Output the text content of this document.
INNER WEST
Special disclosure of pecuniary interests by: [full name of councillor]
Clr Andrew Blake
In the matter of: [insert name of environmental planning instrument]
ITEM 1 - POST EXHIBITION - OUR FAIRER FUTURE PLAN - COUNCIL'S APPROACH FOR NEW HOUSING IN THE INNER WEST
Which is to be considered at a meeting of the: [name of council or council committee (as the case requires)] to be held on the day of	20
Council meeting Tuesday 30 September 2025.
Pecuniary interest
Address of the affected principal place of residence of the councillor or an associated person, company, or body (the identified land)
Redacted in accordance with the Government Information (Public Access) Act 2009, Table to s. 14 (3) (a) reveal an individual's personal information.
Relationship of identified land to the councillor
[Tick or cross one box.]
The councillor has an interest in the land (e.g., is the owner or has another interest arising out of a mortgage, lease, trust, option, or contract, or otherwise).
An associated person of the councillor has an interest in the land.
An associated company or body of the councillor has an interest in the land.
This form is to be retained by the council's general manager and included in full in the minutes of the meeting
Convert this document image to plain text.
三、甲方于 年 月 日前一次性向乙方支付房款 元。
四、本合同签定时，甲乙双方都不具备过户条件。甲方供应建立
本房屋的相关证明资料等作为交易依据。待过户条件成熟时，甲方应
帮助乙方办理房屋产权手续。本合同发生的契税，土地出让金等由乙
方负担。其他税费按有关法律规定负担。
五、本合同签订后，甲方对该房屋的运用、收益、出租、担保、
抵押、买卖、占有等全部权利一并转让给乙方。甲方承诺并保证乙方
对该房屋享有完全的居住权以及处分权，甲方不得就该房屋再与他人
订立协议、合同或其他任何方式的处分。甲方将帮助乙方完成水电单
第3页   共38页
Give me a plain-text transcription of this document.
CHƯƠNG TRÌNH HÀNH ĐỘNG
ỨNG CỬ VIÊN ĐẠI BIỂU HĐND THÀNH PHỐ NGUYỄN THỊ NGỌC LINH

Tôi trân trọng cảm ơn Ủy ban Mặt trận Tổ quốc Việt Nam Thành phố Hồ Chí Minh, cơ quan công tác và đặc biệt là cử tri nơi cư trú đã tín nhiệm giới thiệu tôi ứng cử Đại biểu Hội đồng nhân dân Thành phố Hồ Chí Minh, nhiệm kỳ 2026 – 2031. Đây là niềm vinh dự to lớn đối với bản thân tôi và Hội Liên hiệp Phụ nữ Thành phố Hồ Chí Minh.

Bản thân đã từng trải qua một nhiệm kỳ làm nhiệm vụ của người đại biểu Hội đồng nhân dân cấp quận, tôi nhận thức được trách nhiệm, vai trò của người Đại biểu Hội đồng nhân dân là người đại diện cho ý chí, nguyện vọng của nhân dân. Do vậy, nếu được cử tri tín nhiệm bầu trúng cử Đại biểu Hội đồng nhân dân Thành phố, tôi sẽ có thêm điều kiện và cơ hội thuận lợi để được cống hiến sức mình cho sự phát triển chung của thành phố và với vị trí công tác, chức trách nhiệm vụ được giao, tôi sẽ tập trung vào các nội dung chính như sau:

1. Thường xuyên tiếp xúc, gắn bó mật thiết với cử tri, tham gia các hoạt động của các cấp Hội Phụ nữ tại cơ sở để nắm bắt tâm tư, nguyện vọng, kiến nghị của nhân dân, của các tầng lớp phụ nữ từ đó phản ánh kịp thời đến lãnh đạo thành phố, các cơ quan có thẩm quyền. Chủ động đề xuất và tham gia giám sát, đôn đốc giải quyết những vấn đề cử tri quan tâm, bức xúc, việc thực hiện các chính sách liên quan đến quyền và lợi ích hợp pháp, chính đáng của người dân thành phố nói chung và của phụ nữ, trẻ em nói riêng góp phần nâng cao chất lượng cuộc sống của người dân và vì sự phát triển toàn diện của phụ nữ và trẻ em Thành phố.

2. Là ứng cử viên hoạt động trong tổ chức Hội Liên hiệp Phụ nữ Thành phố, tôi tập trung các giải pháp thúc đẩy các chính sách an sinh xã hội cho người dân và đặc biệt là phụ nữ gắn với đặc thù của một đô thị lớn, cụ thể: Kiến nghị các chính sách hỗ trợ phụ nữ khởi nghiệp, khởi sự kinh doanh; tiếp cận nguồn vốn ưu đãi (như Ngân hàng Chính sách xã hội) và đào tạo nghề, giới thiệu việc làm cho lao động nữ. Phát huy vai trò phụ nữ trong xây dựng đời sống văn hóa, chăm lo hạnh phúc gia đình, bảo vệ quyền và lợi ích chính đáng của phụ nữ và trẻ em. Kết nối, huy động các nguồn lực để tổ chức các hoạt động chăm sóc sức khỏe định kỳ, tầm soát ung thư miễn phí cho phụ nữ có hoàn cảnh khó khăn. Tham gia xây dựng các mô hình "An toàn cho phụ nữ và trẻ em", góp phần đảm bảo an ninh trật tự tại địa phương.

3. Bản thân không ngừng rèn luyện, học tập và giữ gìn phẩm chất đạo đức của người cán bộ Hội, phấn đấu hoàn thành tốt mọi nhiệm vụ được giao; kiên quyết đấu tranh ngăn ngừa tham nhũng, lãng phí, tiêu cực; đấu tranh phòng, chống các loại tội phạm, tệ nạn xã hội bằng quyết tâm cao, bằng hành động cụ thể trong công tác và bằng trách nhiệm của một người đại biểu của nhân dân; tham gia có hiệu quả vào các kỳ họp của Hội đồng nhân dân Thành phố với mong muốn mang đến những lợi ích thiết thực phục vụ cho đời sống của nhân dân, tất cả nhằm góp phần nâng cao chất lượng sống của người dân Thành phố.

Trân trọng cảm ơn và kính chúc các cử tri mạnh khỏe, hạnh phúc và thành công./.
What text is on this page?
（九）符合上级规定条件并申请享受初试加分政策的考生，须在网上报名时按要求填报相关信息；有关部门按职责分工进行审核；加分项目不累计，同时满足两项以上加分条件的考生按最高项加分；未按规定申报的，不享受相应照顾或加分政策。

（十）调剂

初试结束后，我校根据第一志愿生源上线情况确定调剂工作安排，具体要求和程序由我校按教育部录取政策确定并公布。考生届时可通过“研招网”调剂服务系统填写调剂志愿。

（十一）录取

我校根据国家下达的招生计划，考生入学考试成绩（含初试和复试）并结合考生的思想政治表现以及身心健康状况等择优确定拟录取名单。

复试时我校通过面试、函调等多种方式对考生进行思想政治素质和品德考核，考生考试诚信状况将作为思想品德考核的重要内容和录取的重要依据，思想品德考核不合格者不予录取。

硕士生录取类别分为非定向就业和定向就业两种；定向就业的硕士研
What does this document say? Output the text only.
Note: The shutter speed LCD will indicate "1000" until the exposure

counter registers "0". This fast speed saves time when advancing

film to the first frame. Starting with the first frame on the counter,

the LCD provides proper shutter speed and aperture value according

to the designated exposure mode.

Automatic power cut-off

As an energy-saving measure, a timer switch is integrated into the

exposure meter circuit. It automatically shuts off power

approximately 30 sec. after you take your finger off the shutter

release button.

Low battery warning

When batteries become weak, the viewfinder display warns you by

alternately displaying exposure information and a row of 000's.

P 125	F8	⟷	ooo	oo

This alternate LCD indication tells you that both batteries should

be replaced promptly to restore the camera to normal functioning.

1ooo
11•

┄┄┄┄┄┄┄┄┄┄┄┄┄┄┄┄┄┄┄┄

__Exercise objective__:
Write out every line exactly as it stands.

__Result for this task__:
Output the text content of this document.
INNER WEST
Special disclosure of pecuniary interests by: [full name of councillor]
Clr Andrew Blake
In the matter of: [insert name of environmental planning instrument]
ITEM 1 - POST EXHIBITION - OUR FAIRER FUTURE PLAN - COUNCIL'S APPROACH FOR NEW HOUSING IN THE INNER WEST
Which is to be considered at a meeting of the: [name of council or council committee (as the case requires)] to be held on the day of	20
Council meeting Tuesday 30 September 2025.
Pecuniary interest
Address of the affected principal place of residence of the councillor or an associated person, company, or body (the identified land)
Redacted in accordance with the Government Information (Public Access) Act 2009, Table to s. 14 (3) (a) reveal an individual's personal information.
Relationship of identified land to the councillor
[Tick or cross one box.]
The councillor has an interest in the land (e.g., is the owner or has another interest arising out of a mortgage, lease, trust, option, or contract, or otherwise).
An associated person of the councillor has an interest in the land.
An associated company or body of the councillor has an interest in the land.
This form is to be retained by the council's general manager and included in full in the minutes of the meeting
Convert this document image to plain text.
三、甲方于 年 月 日前一次性向乙方支付房款 元。
四、本合同签定时，甲乙双方都不具备过户条件。甲方供应建立
本房屋的相关证明资料等作为交易依据。待过户条件成熟时，甲方应
帮助乙方办理房屋产权手续。本合同发生的契税，土地出让金等由乙
方负担。其他税费按有关法律规定负担。
五、本合同签订后，甲方对该房屋的运用、收益、出租、担保、
抵押、买卖、占有等全部权利一并转让给乙方。甲方承诺并保证乙方
对该房屋享有完全的居住权以及处分权，甲方不得就该房屋再与他人
订立协议、合同或其他任何方式的处分。甲方将帮助乙方完成水电单
第3页   共38页
Give me a plain-text transcription of this document.
CHƯƠNG TRÌNH HÀNH ĐỘNG
ỨNG CỬ VIÊN ĐẠI BIỂU HĐND THÀNH PHỐ NGUYỄN THỊ NGỌC LINH

Tôi trân trọng cảm ơn Ủy ban Mặt trận Tổ quốc Việt Nam Thành phố Hồ Chí Minh, cơ quan công tác và đặc biệt là cử tri nơi cư trú đã tín nhiệm giới thiệu tôi ứng cử Đại biểu Hội đồng nhân dân Thành phố Hồ Chí Minh, nhiệm kỳ 2026 – 2031. Đây là niềm vinh dự to lớn đối với bản thân tôi và Hội Liên hiệp Phụ nữ Thành phố Hồ Chí Minh.

Bản thân đã từng trải qua một nhiệm kỳ làm nhiệm vụ của người đại biểu Hội đồng nhân dân cấp quận, tôi nhận thức được trách nhiệm, vai trò của người Đại biểu Hội đồng nhân dân là người đại diện cho ý chí, nguyện vọng của nhân dân. Do vậy, nếu được cử tri tín nhiệm bầu trúng cử Đại biểu Hội đồng nhân dân Thành phố, tôi sẽ có thêm điều kiện và cơ hội thuận lợi để được cống hiến sức mình cho sự phát triển chung của thành phố và với vị trí công tác, chức trách nhiệm vụ được giao, tôi sẽ tập trung vào các nội dung chính như sau:

1. Thường xuyên tiếp xúc, gắn bó mật thiết với cử tri, tham gia các hoạt động của các cấp Hội Phụ nữ tại cơ sở để nắm bắt tâm tư, nguyện vọng, kiến nghị của nhân dân, của các tầng lớp phụ nữ từ đó phản ánh kịp thời đến lãnh đạo thành phố, các cơ quan có thẩm quyền. Chủ động đề xuất và tham gia giám sát, đôn đốc giải quyết những vấn đề cử tri quan tâm, bức xúc, việc thực hiện các chính sách liên quan đến quyền và lợi ích hợp pháp, chính đáng của người dân thành phố nói chung và của phụ nữ, trẻ em nói riêng góp phần nâng cao chất lượng cuộc sống của người dân và vì sự phát triển toàn diện của phụ nữ và trẻ em Thành phố.

2. Là ứng cử viên hoạt động trong tổ chức Hội Liên hiệp Phụ nữ Thành phố, tôi tập trung các giải pháp thúc đẩy các chính sách an sinh xã hội cho người dân và đặc biệt là phụ nữ gắn với đặc thù của một đô thị lớn, cụ thể: Kiến nghị các chính sách hỗ trợ phụ nữ khởi nghiệp, khởi sự kinh doanh; tiếp cận nguồn vốn ưu đãi (như Ngân hàng Chính sách xã hội) và đào tạo nghề, giới thiệu việc làm cho lao động nữ. Phát huy vai trò phụ nữ trong xây dựng đời sống văn hóa, chăm lo hạnh phúc gia đình, bảo vệ quyền và lợi ích chính đáng của phụ nữ và trẻ em. Kết nối, huy động các nguồn lực để tổ chức các hoạt động chăm sóc sức khỏe định kỳ, tầm soát ung thư miễn phí cho phụ nữ có hoàn cảnh khó khăn. Tham gia xây dựng các mô hình "An toàn cho phụ nữ và trẻ em", góp phần đảm bảo an ninh trật tự tại địa phương.

3. Bản thân không ngừng rèn luyện, học tập và giữ gìn phẩm chất đạo đức của người cán bộ Hội, phấn đấu hoàn thành tốt mọi nhiệm vụ được giao; kiên quyết đấu tranh ngăn ngừa tham nhũng, lãng phí, tiêu cực; đấu tranh phòng, chống các loại tội phạm, tệ nạn xã hội bằng quyết tâm cao, bằng hành động cụ thể trong công tác và bằng trách nhiệm của một người đại biểu của nhân dân; tham gia có hiệu quả vào các kỳ họp của Hội đồng nhân dân Thành phố với mong muốn mang đến những lợi ích thiết thực phục vụ cho đời sống của nhân dân, tất cả nhằm góp phần nâng cao chất lượng sống của người dân Thành phố.

Trân trọng cảm ơn và kính chúc các cử tri mạnh khỏe, hạnh phúc và thành công./.
What text is on this page?
（九）符合上级规定条件并申请享受初试加分政策的考生，须在网上报名时按要求填报相关信息；有关部门按职责分工进行审核；加分项目不累计，同时满足两项以上加分条件的考生按最高项加分；未按规定申报的，不享受相应照顾或加分政策。

（十）调剂

初试结束后，我校根据第一志愿生源上线情况确定调剂工作安排，具体要求和程序由我校按教育部录取政策确定并公布。考生届时可通过“研招网”调剂服务系统填写调剂志愿。

（十一）录取

我校根据国家下达的招生计划，考生入学考试成绩（含初试和复试）并结合考生的思想政治表现以及身心健康状况等择优确定拟录取名单。

复试时我校通过面试、函调等多种方式对考生进行思想政治素质和品德考核，考生考试诚信状况将作为思想品德考核的重要内容和录取的重要依据，思想品德考核不合格者不予录取。

硕士生录取类别分为非定向就业和定向就业两种；定向就业的硕士研
What does this document say? Output the text only.
Note: The shutter speed LCD will indicate "1000" until the exposure

counter registers "0". This fast speed saves time when advancing

film to the first frame. Starting with the first frame on the counter,

the LCD provides proper shutter speed and aperture value according

to the designated exposure mode.

Automatic power cut-off

As an energy-saving measure, a timer switch is integrated into the

exposure meter circuit. It automatically shuts off power

approximately 30 sec. after you take your finger off the shutter

release button.

Low battery warning

When batteries become weak, the viewfinder display warns you by

alternately displaying exposure information and a row of 000's.

P 125	F8	⟷	ooo	oo

This alternate LCD indication tells you that both batteries should

be replaced promptly to restore the camera to normal functioning.

1ooo
11•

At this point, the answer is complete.